> [Aim]:
Copy everything in the data below exactly except the pictures.

> [Records]:
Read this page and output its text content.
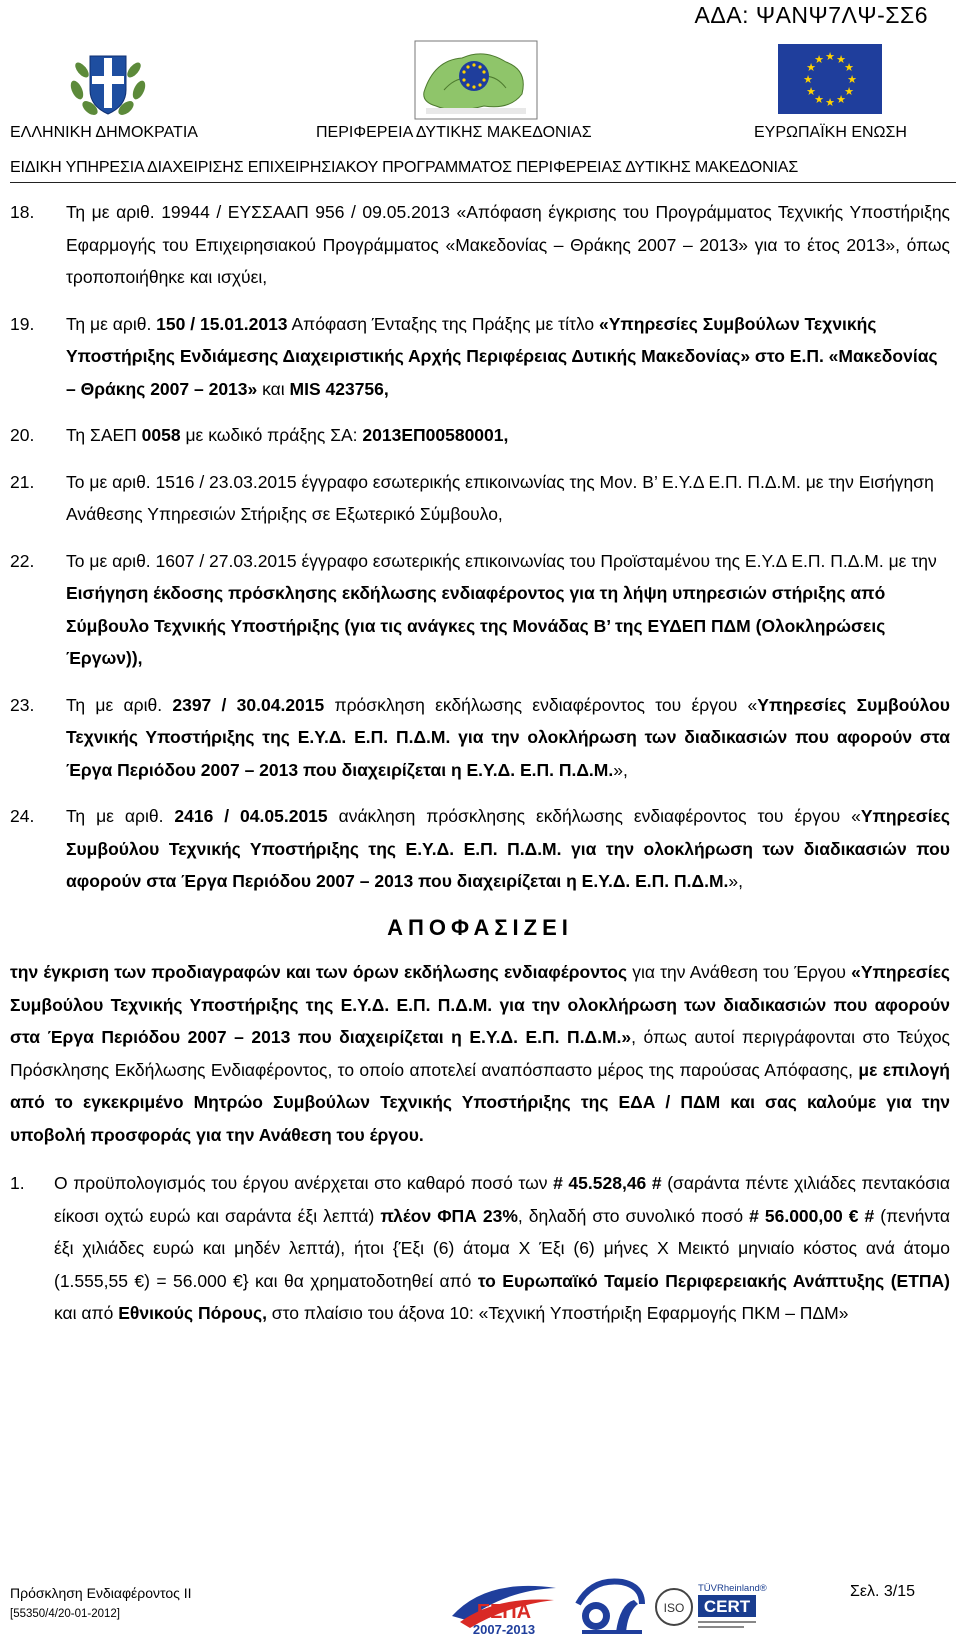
ΑΔΑ: ΨΑΝΨ7ΛΨ-ΣΣ6
ΕΛΛΗΝΙΚΗ ΔΗΜΟΚΡΑΤΙΑ	ΠΕΡΙΦΕΡΕΙΑ ΔΥΤΙΚΗΣ ΜΑΚΕΔΟΝΙΑΣ
★ ★
★
★
★
★
★
★
★
★
★
★
ΕΥΡΩΠΑΪΚΗ ΕΝΩΣΗ
ΕΙΔΙΚΗ ΥΠΗΡΕΣΙΑ ΔΙΑΧΕΙΡΙΣΗΣ ΕΠΙΧΕΙΡΗΣΙΑΚΟΥ ΠΡΟΓΡΑΜΜΑΤΟΣ ΠΕΡΙΦΕΡΕΙΑΣ ΔΥΤΙΚΗΣ ΜΑΚΕΔΟΝΙΑΣ
18.	Τη με αριθ. 19944 / ΕΥΣΣΑΑΠ 956 / 09.05.2013 «Απόφαση έγκρισης του Προγράμματος Τεχνικής Υποστήριξης Εφαρμογής του Επιχειρησιακού Προγράμματος «Μακεδονίας – Θράκης 2007 – 2013» για το έτος 2013», όπως τροποποιήθηκε και ισχύει,
19.	Τη με αριθ. 150 / 15.01.2013 Απόφαση Ένταξης της Πράξης με τίτλο «Υπηρεσίες Συμβούλων Τεχνικής Υποστήριξης Ενδιάμεσης Διαχειριστικής Αρχής Περιφέρειας Δυτικής Μακεδονίας» στο Ε.Π. «Μακεδονίας – Θράκης 2007 – 2013» και MIS 423756,
20.	Τη ΣΑΕΠ 0058 με κωδικό πράξης ΣΑ: 2013ΕΠ00580001,
21.	Το με αριθ. 1516 / 23.03.2015 έγγραφο εσωτερικής επικοινωνίας της Μον. Β’ Ε.Υ.Δ Ε.Π. Π.Δ.Μ. με την Εισήγηση Ανάθεσης Υπηρεσιών Στήριξης σε Εξωτερικό Σύμβουλο,
22.	Το με αριθ. 1607 / 27.03.2015 έγγραφο εσωτερικής επικοινωνίας του Προϊσταμένου της Ε.Υ.Δ Ε.Π. Π.Δ.Μ. με την Εισήγηση έκδοσης πρόσκλησης εκδήλωσης ενδιαφέροντος για τη λήψη υπηρεσιών στήριξης από Σύμβουλο Τεχνικής Υποστήριξης (για τις ανάγκες της Μονάδας Β’ της ΕΥΔΕΠ ΠΔΜ (Ολοκληρώσεις Έργων)),
23.	Τη με αριθ. 2397 / 30.04.2015 πρόσκληση εκδήλωσης ενδιαφέροντος του έργου «Υπηρεσίες Συμβούλου Τεχνικής Υποστήριξης της Ε.Υ.Δ. Ε.Π. Π.Δ.Μ. για την ολοκλήρωση των διαδικασιών που αφορούν στα Έργα Περιόδου 2007 – 2013 που διαχειρίζεται η Ε.Υ.Δ. Ε.Π. Π.Δ.Μ.»,
24.	Τη με αριθ. 2416 / 04.05.2015 ανάκληση πρόσκλησης εκδήλωσης ενδιαφέροντος του έργου «Υπηρεσίες Συμβούλου Τεχνικής Υποστήριξης της Ε.Υ.Δ. Ε.Π. Π.Δ.Μ. για την ολοκλήρωση των διαδικασιών που αφορούν στα Έργα Περιόδου 2007 – 2013 που διαχειρίζεται η Ε.Υ.Δ. Ε.Π. Π.Δ.Μ.»,
ΑΠΟΦΑΣΙΖΕΙ
την έγκριση των προδιαγραφών και των όρων εκδήλωσης ενδιαφέροντος για την Ανάθεση του Έργου «Υπηρεσίες Συμβούλου Τεχνικής Υποστήριξης της Ε.Υ.Δ. Ε.Π. Π.Δ.Μ. για την ολοκλήρωση των διαδικασιών που αφορούν στα Έργα Περιόδου 2007 – 2013 που διαχειρίζεται η Ε.Υ.Δ. Ε.Π. Π.Δ.Μ.», όπως αυτοί περιγράφονται στο Τεύχος Πρόσκλησης Εκδήλωσης Ενδιαφέροντος, το οποίο αποτελεί αναπόσπαστο μέρος της παρούσας Απόφασης, με επιλογή από το εγκεκριμένο Μητρώο Συμβούλων Τεχνικής Υποστήριξης της ΕΔΑ / ΠΔΜ και σας καλούμε για την υποβολή προσφοράς για την Ανάθεση του έργου.
1.	Ο προϋπολογισμός του έργου ανέρχεται στο καθαρό ποσό των # 45.528,46 # (σαράντα πέντε χιλιάδες πεντακόσια είκοσι οχτώ ευρώ και σαράντα έξι λεπτά) πλέον ΦΠΑ 23%, δηλαδή στο συνολικό ποσό # 56.000,00 € # (πενήντα έξι χιλιάδες ευρώ και μηδέν λεπτά), ήτοι {Έξι (6) άτομα Χ Έξι (6) μήνες Χ Μεικτό μηνιαίο κόστος ανά άτομο (1.555,55 €) = 56.000 €} και θα χρηματοδοτηθεί από το Ευρωπαϊκό Ταμείο Περιφερειακής Ανάπτυξης (ΕΤΠΑ) και από Εθνικούς Πόρους, στο πλαίσιο του άξονα 10: «Τεχνική Υποστήριξη Εφαρμογής ΠΚΜ – ΠΔΜ»
Πρόσκληση Ενδιαφέροντος ΙΙ
[55350/4/20-01-2012]	ΕΣΠΑ
2007-2013
ISO
TÜVRheinland®
CERT
Σελ. 3/15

> [Result]:
Read this page and output its text content.
ΑΔΑ: ΨΑΝΨ7ΛΨ-ΣΣ6
ΕΛΛΗΝΙΚΗ ΔΗΜΟΚΡΑΤΙΑ	ΠΕΡΙΦΕΡΕΙΑ ΔΥΤΙΚΗΣ ΜΑΚΕΔΟΝΙΑΣ
★ ★
★
★
★
★
★
★
★
★
★
★
ΕΥΡΩΠΑΪΚΗ ΕΝΩΣΗ
ΕΙΔΙΚΗ ΥΠΗΡΕΣΙΑ ΔΙΑΧΕΙΡΙΣΗΣ ΕΠΙΧΕΙΡΗΣΙΑΚΟΥ ΠΡΟΓΡΑΜΜΑΤΟΣ ΠΕΡΙΦΕΡΕΙΑΣ ΔΥΤΙΚΗΣ ΜΑΚΕΔΟΝΙΑΣ
18.	Τη με αριθ. 19944 / ΕΥΣΣΑΑΠ 956 / 09.05.2013 «Απόφαση έγκρισης του Προγράμματος Τεχνικής Υποστήριξης Εφαρμογής του Επιχειρησιακού Προγράμματος «Μακεδονίας – Θράκης 2007 – 2013» για το έτος 2013», όπως τροποποιήθηκε και ισχύει,
19.	Τη με αριθ. 150 / 15.01.2013 Απόφαση Ένταξης της Πράξης με τίτλο «Υπηρεσίες Συμβούλων Τεχνικής Υποστήριξης Ενδιάμεσης Διαχειριστικής Αρχής Περιφέρειας Δυτικής Μακεδονίας» στο Ε.Π. «Μακεδονίας – Θράκης 2007 – 2013» και MIS 423756,
20.	Τη ΣΑΕΠ 0058 με κωδικό πράξης ΣΑ: 2013ΕΠ00580001,
21.	Το με αριθ. 1516 / 23.03.2015 έγγραφο εσωτερικής επικοινωνίας της Μον. Β’ Ε.Υ.Δ Ε.Π. Π.Δ.Μ. με την Εισήγηση Ανάθεσης Υπηρεσιών Στήριξης σε Εξωτερικό Σύμβουλο,
22.	Το με αριθ. 1607 / 27.03.2015 έγγραφο εσωτερικής επικοινωνίας του Προϊσταμένου της Ε.Υ.Δ Ε.Π. Π.Δ.Μ. με την Εισήγηση έκδοσης πρόσκλησης εκδήλωσης ενδιαφέροντος για τη λήψη υπηρεσιών στήριξης από Σύμβουλο Τεχνικής Υποστήριξης (για τις ανάγκες της Μονάδας Β’ της ΕΥΔΕΠ ΠΔΜ (Ολοκληρώσεις Έργων)),
23.	Τη με αριθ. 2397 / 30.04.2015 πρόσκληση εκδήλωσης ενδιαφέροντος του έργου «Υπηρεσίες Συμβούλου Τεχνικής Υποστήριξης της Ε.Υ.Δ. Ε.Π. Π.Δ.Μ. για την ολοκλήρωση των διαδικασιών που αφορούν στα Έργα Περιόδου 2007 – 2013 που διαχειρίζεται η Ε.Υ.Δ. Ε.Π. Π.Δ.Μ.»,
24.	Τη με αριθ. 2416 / 04.05.2015 ανάκληση πρόσκλησης εκδήλωσης ενδιαφέροντος του έργου «Υπηρεσίες Συμβούλου Τεχνικής Υποστήριξης της Ε.Υ.Δ. Ε.Π. Π.Δ.Μ. για την ολοκλήρωση των διαδικασιών που αφορούν στα Έργα Περιόδου 2007 – 2013 που διαχειρίζεται η Ε.Υ.Δ. Ε.Π. Π.Δ.Μ.»,
ΑΠΟΦΑΣΙΖΕΙ
την έγκριση των προδιαγραφών και των όρων εκδήλωσης ενδιαφέροντος για την Ανάθεση του Έργου «Υπηρεσίες Συμβούλου Τεχνικής Υποστήριξης της Ε.Υ.Δ. Ε.Π. Π.Δ.Μ. για την ολοκλήρωση των διαδικασιών που αφορούν στα Έργα Περιόδου 2007 – 2013 που διαχειρίζεται η Ε.Υ.Δ. Ε.Π. Π.Δ.Μ.», όπως αυτοί περιγράφονται στο Τεύχος Πρόσκλησης Εκδήλωσης Ενδιαφέροντος, το οποίο αποτελεί αναπόσπαστο μέρος της παρούσας Απόφασης, με επιλογή από το εγκεκριμένο Μητρώο Συμβούλων Τεχνικής Υποστήριξης της ΕΔΑ / ΠΔΜ και σας καλούμε για την υποβολή προσφοράς για την Ανάθεση του έργου.
1.	Ο προϋπολογισμός του έργου ανέρχεται στο καθαρό ποσό των # 45.528,46 # (σαράντα πέντε χιλιάδες πεντακόσια είκοσι οχτώ ευρώ και σαράντα έξι λεπτά) πλέον ΦΠΑ 23%, δηλαδή στο συνολικό ποσό # 56.000,00 € # (πενήντα έξι χιλιάδες ευρώ και μηδέν λεπτά), ήτοι {Έξι (6) άτομα Χ Έξι (6) μήνες Χ Μεικτό μηνιαίο κόστος ανά άτομο (1.555,55 €) = 56.000 €} και θα χρηματοδοτηθεί από το Ευρωπαϊκό Ταμείο Περιφερειακής Ανάπτυξης (ΕΤΠΑ) και από Εθνικούς Πόρους, στο πλαίσιο του άξονα 10: «Τεχνική Υποστήριξη Εφαρμογής ΠΚΜ – ΠΔΜ»
Πρόσκληση Ενδιαφέροντος ΙΙ
[55350/4/20-01-2012]	ΕΣΠΑ
2007-2013
ISO
TÜVRheinland®
CERT
Σελ. 3/15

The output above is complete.